Your goal: Each line of the listing that contains the word "الآن" is to be copied.

Entries taken from a collection:
------------

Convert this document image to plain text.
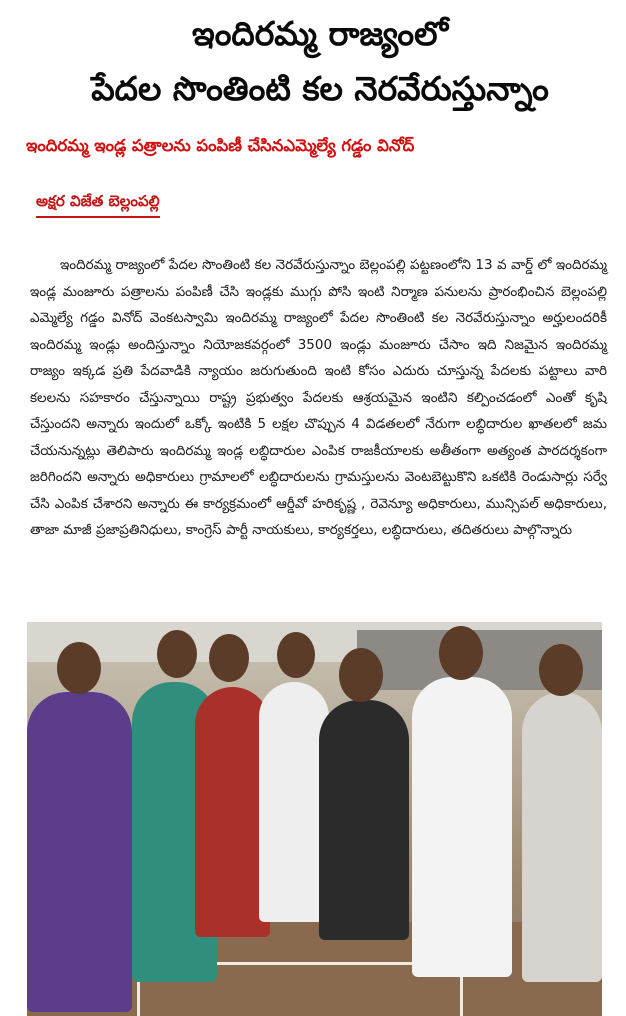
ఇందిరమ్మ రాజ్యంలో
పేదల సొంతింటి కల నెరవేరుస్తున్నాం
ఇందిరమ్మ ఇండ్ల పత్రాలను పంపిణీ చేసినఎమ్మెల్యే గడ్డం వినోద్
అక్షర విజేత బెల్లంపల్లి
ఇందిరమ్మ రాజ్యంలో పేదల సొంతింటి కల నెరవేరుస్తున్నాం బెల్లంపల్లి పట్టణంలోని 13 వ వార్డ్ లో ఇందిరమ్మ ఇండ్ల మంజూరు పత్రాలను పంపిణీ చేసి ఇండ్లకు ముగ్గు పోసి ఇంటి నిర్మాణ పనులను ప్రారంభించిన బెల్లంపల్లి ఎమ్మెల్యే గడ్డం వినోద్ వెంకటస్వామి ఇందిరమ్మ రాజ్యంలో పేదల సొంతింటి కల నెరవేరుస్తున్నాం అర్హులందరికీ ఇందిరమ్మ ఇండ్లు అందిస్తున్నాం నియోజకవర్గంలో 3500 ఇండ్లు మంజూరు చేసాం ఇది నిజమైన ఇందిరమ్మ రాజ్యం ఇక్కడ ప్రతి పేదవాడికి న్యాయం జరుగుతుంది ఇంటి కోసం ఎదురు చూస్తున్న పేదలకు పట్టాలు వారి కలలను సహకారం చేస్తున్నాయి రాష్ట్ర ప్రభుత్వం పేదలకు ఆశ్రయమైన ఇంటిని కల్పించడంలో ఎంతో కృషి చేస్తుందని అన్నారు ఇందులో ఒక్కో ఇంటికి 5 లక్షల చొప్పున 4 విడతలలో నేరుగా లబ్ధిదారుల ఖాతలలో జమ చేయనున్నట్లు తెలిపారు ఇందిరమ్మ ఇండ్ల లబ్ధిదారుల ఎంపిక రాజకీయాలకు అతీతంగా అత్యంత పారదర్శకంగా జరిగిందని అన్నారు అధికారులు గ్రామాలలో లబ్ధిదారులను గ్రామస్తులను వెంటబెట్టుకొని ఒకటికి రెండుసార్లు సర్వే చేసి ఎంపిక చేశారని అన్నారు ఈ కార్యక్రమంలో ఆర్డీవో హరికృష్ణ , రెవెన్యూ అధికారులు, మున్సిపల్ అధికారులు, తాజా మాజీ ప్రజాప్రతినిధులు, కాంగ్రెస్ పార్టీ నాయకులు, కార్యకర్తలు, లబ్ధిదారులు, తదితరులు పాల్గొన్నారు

------------

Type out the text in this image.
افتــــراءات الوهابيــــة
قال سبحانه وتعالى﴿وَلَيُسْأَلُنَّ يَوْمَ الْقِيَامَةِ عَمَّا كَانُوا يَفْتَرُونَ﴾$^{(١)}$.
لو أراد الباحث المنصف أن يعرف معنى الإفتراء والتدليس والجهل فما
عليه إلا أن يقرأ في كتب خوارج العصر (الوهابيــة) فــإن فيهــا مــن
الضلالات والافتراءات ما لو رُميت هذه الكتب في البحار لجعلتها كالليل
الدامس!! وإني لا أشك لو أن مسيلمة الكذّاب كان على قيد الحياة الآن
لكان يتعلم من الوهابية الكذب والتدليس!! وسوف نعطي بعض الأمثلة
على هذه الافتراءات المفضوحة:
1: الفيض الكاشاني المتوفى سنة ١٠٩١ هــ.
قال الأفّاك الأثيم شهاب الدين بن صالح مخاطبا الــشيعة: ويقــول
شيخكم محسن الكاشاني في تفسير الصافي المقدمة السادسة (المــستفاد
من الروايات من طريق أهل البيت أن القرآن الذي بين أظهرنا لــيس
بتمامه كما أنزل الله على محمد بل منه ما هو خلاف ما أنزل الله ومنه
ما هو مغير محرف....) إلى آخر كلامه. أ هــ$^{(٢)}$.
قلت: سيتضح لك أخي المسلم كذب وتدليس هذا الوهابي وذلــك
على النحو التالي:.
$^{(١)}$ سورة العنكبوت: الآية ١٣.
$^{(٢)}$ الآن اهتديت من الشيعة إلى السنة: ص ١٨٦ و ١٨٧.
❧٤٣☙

------------

Worked answer:
الدامس!! وإني لا أشك لو أن مسيلمة الكذّاب كان على قيد الحياة الآن
$^{(٢)}$ الآن اهتديت من الشيعة إلى السنة: ص ١٨٦ و ١٨٧.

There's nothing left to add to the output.